** AIM **
Write the records out again, precisely as they stand.

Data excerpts
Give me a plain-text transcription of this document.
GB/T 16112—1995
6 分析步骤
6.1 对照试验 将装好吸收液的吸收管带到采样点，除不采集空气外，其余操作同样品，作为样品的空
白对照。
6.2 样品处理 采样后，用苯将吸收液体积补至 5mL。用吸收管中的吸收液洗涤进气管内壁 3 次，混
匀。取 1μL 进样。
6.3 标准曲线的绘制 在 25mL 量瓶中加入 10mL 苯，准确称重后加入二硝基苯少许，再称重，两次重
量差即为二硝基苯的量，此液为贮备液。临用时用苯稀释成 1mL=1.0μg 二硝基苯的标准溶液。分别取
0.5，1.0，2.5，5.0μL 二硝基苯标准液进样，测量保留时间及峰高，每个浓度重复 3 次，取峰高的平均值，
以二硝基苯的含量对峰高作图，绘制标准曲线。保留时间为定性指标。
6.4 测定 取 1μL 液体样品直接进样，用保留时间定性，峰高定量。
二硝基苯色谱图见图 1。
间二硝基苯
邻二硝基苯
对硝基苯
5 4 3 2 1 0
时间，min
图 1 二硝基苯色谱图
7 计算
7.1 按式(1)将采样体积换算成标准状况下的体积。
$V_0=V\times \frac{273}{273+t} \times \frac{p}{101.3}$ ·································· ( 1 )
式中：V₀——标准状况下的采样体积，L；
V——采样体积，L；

** IN RESPONSE **
Give me a plain-text transcription of this document.
GB/T 16112—1995
6 分析步骤
6.1 对照试验 将装好吸收液的吸收管带到采样点，除不采集空气外，其余操作同样品，作为样品的空
白对照。
6.2 样品处理 采样后，用苯将吸收液体积补至 5mL。用吸收管中的吸收液洗涤进气管内壁 3 次，混
匀。取 1μL 进样。
6.3 标准曲线的绘制 在 25mL 量瓶中加入 10mL 苯，准确称重后加入二硝基苯少许，再称重，两次重
量差即为二硝基苯的量，此液为贮备液。临用时用苯稀释成 1mL=1.0μg 二硝基苯的标准溶液。分别取
0.5，1.0，2.5，5.0μL 二硝基苯标准液进样，测量保留时间及峰高，每个浓度重复 3 次，取峰高的平均值，
以二硝基苯的含量对峰高作图，绘制标准曲线。保留时间为定性指标。
6.4 测定 取 1μL 液体样品直接进样，用保留时间定性，峰高定量。
二硝基苯色谱图见图 1。
间二硝基苯
邻二硝基苯
对硝基苯
5 4 3 2 1 0
时间，min
图 1 二硝基苯色谱图
7 计算
7.1 按式(1)将采样体积换算成标准状况下的体积。
$V_0=V\times \frac{273}{273+t} \times \frac{p}{101.3}$ ·································· ( 1 )
式中：V₀——标准状况下的采样体积，L；
V——采样体积，L；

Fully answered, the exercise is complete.